→ **Prompt**
For each line in the data below that holds "Соблюдать", return a copy.
►
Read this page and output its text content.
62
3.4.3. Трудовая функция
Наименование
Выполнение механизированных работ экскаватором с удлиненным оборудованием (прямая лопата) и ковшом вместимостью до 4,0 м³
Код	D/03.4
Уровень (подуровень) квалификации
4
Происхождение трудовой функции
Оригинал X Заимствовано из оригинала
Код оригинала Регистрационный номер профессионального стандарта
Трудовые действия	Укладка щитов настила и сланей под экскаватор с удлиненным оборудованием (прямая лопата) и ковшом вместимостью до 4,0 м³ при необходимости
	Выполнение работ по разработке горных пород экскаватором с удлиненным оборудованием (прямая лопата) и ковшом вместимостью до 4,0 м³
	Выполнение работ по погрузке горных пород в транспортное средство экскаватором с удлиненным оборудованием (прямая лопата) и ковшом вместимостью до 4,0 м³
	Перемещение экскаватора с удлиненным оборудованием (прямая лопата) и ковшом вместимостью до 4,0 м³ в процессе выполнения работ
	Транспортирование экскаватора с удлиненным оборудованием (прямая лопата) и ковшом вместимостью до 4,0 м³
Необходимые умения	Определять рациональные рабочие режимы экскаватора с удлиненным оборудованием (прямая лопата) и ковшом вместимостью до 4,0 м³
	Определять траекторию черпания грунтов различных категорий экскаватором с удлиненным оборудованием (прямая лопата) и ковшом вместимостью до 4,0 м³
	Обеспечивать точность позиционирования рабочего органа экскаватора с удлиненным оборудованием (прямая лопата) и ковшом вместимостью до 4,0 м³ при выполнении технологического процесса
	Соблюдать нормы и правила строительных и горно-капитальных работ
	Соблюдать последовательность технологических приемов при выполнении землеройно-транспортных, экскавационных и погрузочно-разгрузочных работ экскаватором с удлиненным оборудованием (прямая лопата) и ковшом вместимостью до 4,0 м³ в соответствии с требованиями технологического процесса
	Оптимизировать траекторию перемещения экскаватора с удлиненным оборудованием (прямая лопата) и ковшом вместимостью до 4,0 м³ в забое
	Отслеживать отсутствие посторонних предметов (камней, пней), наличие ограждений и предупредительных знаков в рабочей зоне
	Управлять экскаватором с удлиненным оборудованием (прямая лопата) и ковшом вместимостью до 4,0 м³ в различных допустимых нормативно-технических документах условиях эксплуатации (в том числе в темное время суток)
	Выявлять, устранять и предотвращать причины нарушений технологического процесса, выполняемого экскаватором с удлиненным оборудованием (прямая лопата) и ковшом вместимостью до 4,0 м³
◄
►
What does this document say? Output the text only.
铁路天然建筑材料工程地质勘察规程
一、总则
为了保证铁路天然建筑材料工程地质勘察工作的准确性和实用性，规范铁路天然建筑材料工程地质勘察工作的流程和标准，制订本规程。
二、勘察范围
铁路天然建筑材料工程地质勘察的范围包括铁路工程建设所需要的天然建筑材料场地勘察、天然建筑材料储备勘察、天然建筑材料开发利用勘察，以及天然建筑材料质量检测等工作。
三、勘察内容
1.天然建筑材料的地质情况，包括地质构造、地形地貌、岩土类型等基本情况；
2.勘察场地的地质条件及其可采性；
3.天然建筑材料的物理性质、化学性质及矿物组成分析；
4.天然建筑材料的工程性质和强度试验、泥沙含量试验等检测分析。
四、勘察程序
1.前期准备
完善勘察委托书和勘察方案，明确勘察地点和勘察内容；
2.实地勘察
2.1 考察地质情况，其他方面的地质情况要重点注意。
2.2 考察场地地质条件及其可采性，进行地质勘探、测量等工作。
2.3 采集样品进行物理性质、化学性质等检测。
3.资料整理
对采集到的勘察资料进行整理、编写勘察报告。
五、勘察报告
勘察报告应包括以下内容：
◄
→ **Result of this task**
	Соблюдать нормы и правила строительных и горно-капитальных работ
	Соблюдать последовательность технологических приемов при выполнении землеройно-транспортных, экскавационных и погрузочно-разгрузочных работ экскаватором с удлиненным оборудованием (прямая лопата) и ковшом вместимостью до 4,0 м³ в соответствии с требованиями технологического процесса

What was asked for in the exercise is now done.